> _Short task A_
Rewrite the paragraph of the text on antiderivatives that begins "The function $F(x)$ is called" as a short list, keeping its main facts.
> _Short task B_
For each statement, say yes or no depending on whether it agrees with the text on antiderivatives, and quote the deciding words: (i) $F(x)$ is an antiderivative of $f(x)$ on $X$ when $F^{\prime }(x)=f(x)$ holds for all $x\in X$. (ii) The indefinite integral of a function is one particular antiderivative of it. (iii) In $\mathrm{\Phi }(x)=F(x)+C$, $C$ is a variable.
> _Short task C_
Reproduce the part of the text on antiderivatives between "The function $F(x)$ is called the antiderivative" and "by the symbol.", inclusive.

Antiderivative and indefinite integral

The function $F(x)$ is called the antiderivative of the function $f(x)$ defined on some set $X$ if $F^{\prime }(x)=f(x)$ for all $x\in X.$ If $F(x-)$ is an antiderivative of the function $f(x),$ then $\mathrm{\Phi }(x)$ is also an antiderivative of the same function if and only if $\mathrm{\Phi }(x)=F(x)+C,$ where $C$ is some constant. The set of all antiderivatives of the function $f(x)$ is called the indefinite integral of this function and is denoted by the symbol.

> _Data records_
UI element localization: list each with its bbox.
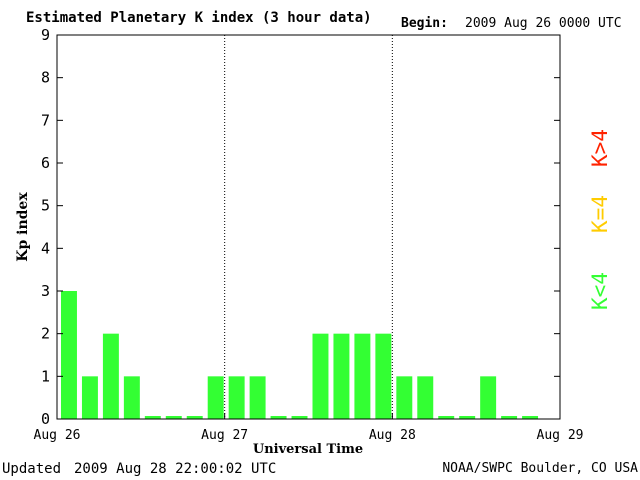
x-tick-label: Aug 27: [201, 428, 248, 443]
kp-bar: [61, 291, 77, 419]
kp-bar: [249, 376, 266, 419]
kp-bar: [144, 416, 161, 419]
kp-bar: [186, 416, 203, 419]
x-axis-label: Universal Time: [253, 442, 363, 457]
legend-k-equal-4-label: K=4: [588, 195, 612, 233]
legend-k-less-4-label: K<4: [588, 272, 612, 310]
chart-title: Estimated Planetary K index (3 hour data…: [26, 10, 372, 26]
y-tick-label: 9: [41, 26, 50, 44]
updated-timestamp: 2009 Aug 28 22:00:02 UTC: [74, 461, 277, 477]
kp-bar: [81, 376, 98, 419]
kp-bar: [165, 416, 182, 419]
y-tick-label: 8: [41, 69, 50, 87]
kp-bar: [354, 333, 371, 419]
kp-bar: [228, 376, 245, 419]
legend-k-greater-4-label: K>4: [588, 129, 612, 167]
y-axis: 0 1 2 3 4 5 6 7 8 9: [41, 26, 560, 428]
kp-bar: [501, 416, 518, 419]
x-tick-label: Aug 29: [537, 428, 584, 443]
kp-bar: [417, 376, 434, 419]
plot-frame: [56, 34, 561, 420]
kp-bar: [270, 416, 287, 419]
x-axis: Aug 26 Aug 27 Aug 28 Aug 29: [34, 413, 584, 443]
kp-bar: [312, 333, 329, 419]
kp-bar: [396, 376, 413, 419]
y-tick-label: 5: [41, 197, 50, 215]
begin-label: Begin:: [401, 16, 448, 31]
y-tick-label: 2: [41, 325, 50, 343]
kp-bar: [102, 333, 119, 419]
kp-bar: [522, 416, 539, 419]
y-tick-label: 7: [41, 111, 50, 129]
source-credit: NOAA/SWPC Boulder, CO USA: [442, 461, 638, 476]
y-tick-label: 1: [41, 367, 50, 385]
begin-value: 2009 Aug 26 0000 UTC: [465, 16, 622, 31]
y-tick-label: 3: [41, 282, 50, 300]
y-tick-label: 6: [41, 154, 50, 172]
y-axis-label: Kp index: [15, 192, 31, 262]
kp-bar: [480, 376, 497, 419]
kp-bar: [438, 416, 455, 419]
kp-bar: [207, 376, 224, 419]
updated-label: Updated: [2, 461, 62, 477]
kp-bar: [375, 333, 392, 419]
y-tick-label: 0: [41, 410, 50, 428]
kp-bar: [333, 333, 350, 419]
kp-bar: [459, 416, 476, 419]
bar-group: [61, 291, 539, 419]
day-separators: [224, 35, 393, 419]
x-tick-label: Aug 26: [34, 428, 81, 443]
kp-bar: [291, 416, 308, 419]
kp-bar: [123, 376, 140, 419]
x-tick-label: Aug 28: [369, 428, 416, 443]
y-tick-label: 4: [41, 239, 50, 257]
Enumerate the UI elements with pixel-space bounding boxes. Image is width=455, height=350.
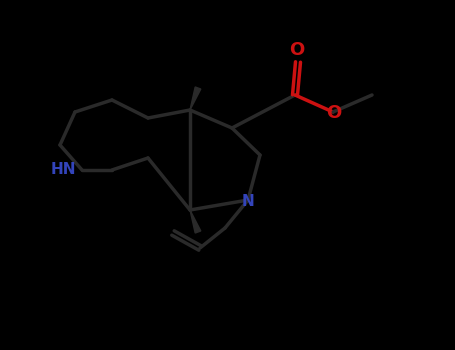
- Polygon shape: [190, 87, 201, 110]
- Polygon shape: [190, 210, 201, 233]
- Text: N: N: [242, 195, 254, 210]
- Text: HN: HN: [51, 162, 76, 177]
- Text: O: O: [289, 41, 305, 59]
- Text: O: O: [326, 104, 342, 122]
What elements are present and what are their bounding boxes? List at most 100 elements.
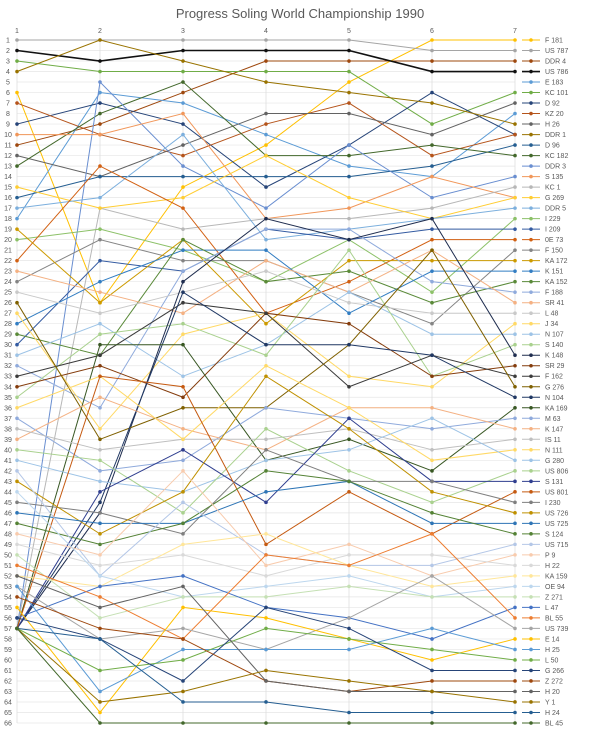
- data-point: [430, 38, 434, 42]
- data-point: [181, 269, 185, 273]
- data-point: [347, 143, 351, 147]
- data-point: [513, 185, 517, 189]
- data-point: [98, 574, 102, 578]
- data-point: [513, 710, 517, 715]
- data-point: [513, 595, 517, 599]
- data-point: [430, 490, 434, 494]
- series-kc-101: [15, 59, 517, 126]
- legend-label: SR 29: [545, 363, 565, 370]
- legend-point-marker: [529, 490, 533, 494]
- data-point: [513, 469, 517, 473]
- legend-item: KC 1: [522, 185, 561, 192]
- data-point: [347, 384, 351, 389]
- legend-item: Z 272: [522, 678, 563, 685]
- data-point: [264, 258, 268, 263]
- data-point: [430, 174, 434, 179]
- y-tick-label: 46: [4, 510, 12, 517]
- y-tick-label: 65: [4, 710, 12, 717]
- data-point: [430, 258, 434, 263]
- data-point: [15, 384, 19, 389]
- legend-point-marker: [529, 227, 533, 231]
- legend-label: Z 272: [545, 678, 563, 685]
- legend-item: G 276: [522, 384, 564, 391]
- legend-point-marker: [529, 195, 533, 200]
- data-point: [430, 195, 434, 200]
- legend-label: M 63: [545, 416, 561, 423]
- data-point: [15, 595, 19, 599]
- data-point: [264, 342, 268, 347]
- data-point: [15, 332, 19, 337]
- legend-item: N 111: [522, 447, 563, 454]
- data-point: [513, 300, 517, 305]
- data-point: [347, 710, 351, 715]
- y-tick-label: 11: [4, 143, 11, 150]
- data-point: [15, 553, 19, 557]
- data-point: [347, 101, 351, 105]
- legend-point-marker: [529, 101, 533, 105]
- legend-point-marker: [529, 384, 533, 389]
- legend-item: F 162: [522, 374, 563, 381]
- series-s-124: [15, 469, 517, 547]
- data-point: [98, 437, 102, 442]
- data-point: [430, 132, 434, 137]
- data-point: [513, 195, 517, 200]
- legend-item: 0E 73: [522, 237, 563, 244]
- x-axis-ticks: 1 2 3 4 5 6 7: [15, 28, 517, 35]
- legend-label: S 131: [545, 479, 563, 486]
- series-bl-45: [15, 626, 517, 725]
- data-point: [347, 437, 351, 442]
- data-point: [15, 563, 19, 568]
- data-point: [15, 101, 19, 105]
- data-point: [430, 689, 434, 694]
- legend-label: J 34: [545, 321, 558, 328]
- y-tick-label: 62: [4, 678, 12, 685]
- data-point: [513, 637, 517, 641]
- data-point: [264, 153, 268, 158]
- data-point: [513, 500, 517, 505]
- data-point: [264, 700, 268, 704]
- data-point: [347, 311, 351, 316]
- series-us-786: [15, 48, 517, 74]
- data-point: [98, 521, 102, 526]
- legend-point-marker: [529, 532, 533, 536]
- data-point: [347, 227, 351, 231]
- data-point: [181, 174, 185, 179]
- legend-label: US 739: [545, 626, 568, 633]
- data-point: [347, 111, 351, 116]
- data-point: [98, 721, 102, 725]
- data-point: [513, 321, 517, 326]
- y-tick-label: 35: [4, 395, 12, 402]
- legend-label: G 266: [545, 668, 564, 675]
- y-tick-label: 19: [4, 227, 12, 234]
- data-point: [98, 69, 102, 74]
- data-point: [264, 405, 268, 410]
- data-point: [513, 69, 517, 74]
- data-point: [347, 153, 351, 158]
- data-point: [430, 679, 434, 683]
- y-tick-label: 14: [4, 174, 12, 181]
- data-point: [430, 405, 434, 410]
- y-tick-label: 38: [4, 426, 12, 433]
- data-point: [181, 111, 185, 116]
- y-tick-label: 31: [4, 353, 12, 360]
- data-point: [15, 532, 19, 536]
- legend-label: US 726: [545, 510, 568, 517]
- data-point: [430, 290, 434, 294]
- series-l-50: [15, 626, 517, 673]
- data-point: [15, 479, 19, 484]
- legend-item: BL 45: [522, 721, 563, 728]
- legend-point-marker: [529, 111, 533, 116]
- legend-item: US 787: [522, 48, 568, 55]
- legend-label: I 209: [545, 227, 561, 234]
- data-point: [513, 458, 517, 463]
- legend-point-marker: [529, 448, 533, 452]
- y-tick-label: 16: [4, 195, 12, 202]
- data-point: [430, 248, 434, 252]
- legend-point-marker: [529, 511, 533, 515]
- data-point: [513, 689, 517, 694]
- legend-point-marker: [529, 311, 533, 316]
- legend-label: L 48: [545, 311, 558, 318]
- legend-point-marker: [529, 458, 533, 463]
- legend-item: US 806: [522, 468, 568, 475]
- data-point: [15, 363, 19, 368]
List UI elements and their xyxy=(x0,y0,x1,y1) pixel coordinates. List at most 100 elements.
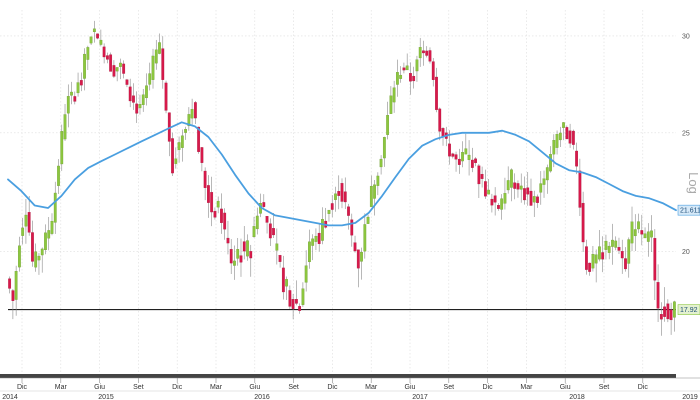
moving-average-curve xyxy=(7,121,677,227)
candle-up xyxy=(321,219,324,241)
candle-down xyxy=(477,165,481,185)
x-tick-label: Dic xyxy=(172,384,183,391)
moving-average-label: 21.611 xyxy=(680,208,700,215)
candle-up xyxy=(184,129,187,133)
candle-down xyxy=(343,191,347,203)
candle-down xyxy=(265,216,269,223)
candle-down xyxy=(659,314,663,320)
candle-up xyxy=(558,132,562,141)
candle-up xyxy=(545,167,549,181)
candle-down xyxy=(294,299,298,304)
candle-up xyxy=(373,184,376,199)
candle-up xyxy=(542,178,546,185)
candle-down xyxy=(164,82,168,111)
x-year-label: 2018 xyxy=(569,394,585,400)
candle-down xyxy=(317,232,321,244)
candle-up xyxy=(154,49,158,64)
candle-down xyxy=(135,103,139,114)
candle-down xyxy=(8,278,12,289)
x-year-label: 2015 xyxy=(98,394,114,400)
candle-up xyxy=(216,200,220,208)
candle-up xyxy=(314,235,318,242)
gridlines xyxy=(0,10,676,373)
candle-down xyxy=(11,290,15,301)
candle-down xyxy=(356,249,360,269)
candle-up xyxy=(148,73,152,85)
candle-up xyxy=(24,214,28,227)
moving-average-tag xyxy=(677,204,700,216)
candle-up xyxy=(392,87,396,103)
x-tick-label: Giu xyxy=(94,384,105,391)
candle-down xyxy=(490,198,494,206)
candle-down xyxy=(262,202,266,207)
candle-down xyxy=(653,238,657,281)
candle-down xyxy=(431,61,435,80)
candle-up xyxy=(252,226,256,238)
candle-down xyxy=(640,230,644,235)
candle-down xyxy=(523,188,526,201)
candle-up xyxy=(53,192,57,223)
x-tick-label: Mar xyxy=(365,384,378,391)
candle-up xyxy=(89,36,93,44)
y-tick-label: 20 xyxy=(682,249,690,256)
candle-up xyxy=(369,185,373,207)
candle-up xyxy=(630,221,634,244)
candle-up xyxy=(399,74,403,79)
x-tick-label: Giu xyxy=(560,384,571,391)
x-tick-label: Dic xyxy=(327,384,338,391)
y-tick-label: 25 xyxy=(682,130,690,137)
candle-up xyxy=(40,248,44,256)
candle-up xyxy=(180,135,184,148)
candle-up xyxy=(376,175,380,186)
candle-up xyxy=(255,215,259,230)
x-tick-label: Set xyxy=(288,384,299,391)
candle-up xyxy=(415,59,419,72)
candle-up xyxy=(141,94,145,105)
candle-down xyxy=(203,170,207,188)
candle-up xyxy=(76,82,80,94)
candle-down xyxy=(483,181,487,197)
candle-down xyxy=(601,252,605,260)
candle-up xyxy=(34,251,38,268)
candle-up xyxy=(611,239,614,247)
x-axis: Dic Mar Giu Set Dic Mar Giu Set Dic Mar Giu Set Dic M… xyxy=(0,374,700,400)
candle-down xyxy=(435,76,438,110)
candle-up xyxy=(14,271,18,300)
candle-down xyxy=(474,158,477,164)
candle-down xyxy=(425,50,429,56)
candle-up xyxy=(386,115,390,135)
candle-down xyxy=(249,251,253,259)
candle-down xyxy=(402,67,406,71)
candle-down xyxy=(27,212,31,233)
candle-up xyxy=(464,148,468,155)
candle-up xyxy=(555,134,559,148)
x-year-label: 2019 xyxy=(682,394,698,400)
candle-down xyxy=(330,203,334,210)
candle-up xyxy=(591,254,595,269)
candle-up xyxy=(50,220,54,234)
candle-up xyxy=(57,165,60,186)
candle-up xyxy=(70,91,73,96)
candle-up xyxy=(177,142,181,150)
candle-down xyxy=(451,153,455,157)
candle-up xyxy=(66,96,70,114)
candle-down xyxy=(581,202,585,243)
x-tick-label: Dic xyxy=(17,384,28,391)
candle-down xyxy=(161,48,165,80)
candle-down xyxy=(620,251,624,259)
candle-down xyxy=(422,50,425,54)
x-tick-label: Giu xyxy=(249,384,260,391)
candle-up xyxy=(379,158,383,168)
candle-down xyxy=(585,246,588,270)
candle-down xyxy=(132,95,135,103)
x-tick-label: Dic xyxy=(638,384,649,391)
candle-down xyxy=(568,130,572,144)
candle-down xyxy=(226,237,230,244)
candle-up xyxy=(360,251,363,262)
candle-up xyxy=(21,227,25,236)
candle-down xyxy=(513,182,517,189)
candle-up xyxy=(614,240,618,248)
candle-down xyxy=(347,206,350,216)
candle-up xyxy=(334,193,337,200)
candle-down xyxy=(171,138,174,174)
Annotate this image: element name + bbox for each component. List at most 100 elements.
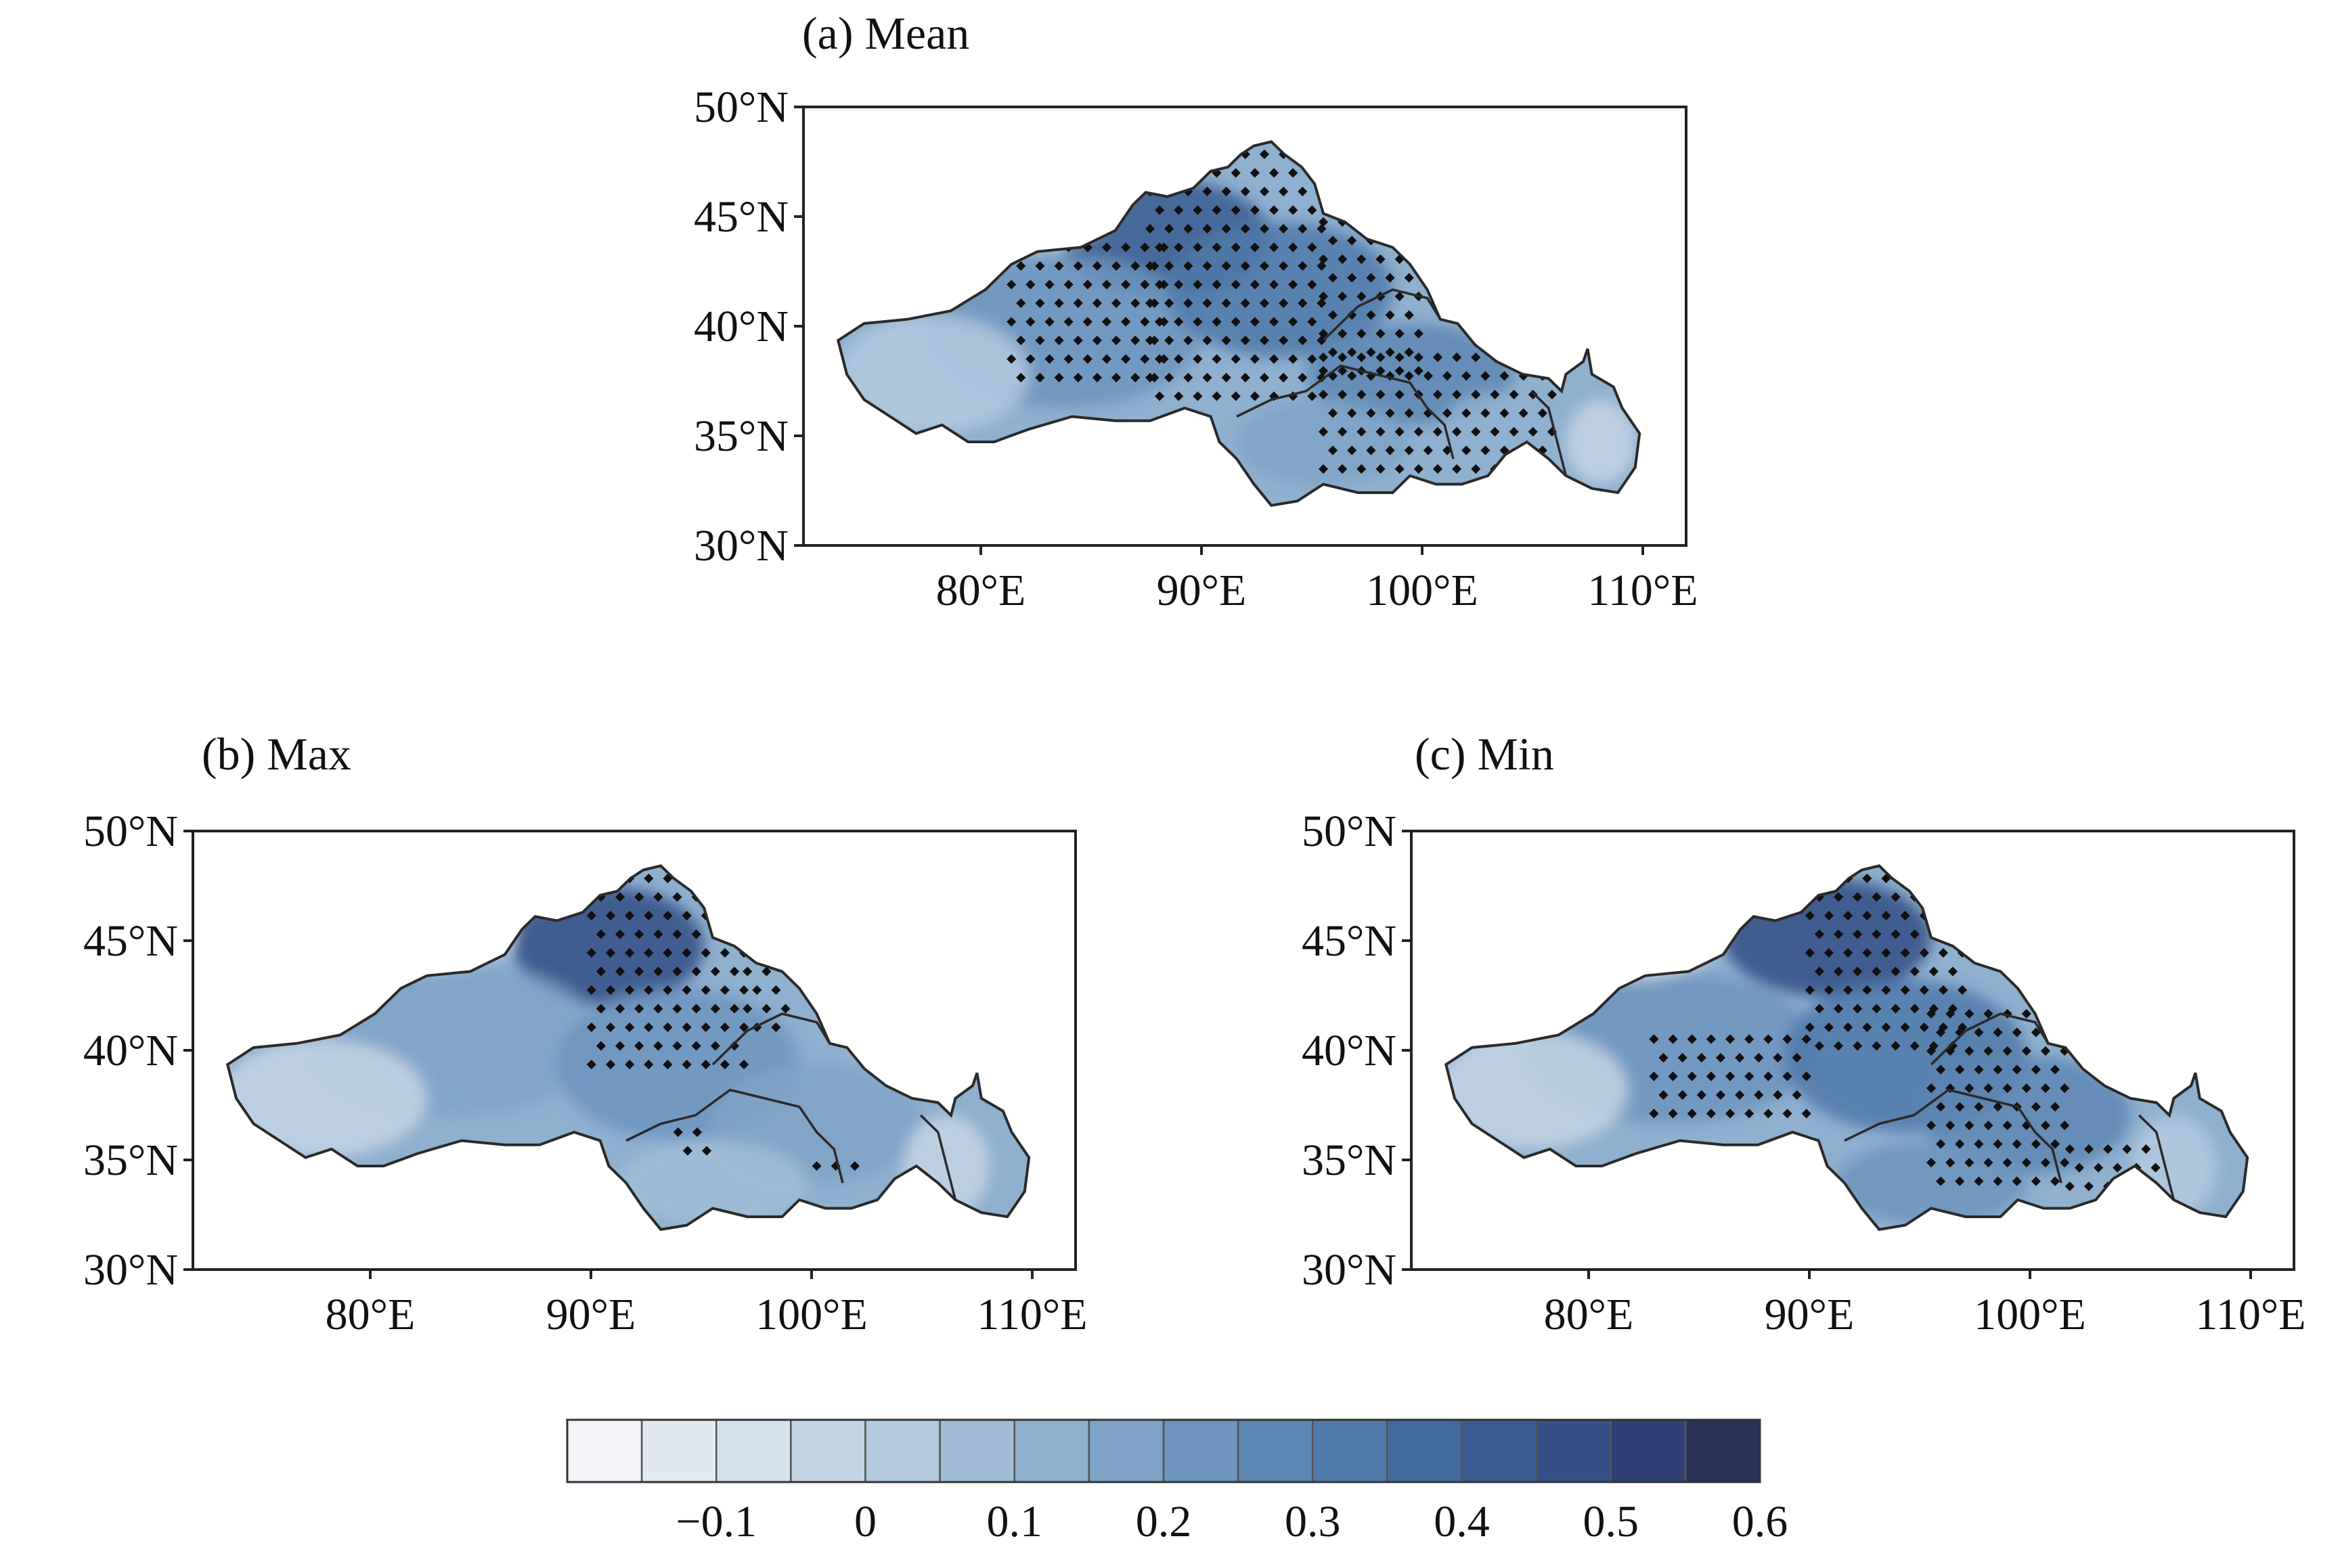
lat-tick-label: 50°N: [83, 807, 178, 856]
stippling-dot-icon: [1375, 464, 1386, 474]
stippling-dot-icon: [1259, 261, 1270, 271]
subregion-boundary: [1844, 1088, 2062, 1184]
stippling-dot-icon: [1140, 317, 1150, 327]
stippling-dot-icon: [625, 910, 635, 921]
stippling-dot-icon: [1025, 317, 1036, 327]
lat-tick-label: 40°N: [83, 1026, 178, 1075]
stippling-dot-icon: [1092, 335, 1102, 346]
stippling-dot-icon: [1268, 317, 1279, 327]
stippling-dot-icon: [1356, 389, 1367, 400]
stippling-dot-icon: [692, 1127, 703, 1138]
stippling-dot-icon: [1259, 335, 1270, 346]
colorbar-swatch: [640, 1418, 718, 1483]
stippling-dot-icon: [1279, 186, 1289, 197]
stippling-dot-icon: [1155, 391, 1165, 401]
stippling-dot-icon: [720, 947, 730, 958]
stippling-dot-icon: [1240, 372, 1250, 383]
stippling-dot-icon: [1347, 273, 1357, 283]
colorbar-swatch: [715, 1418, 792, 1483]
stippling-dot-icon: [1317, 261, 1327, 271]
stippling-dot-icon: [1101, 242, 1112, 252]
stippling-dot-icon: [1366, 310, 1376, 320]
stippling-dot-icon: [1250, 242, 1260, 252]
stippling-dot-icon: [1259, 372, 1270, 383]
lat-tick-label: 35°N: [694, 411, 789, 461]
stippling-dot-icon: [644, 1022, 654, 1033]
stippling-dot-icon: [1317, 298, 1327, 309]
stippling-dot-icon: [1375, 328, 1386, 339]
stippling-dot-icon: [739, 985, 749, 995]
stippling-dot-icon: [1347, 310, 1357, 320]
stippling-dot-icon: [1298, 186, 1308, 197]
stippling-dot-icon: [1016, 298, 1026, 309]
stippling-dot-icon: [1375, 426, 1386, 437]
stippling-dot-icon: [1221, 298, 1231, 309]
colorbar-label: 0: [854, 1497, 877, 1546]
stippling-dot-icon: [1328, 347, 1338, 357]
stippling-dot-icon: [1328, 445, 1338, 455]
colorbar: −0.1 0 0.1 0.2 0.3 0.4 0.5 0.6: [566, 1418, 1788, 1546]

> _Task answer A_
- $F(x)$ is an antiderivative of $f(x)$ on a set $X$ if $F^{\prime }(x)=f(x)$ for all $x\in X$.
- Another function $\mathrm{\Phi }(x)$ is also an antiderivative of the same function if and only if $\mathrm{\Phi }(x)=F(x)+C$, with $C$ a constant.
- The set of all antiderivatives of $f(x)$ is called the indefinite integral of $f(x)$.

> _Task answer B_
(i) Yes: "if $F^{\prime }(x)=f(x)$ for all $x\in X.$"
(ii) No: "The set of all antiderivatives of the function $f(x)$ is called the indefinite integral of this function"
(iii) No: "where $C$ is some constant"

> _Task answer C_
The function $F(x)$ is called the antiderivative of the function $f(x)$ defined on some set $X$ if $F^{\prime }(x)=f(x)$ for all $x\in X.$ If $F(x-)$ is an antiderivative of the function $f(x),$ then $\mathrm{\Phi }(x)$ is also an antiderivative of the same function if and only if $\mathrm{\Phi }(x)=F(x)+C,$ where $C$ is some constant. The set of all antiderivatives of the function $f(x)$ is called the indefinite integral of this function and is denoted by the symbol.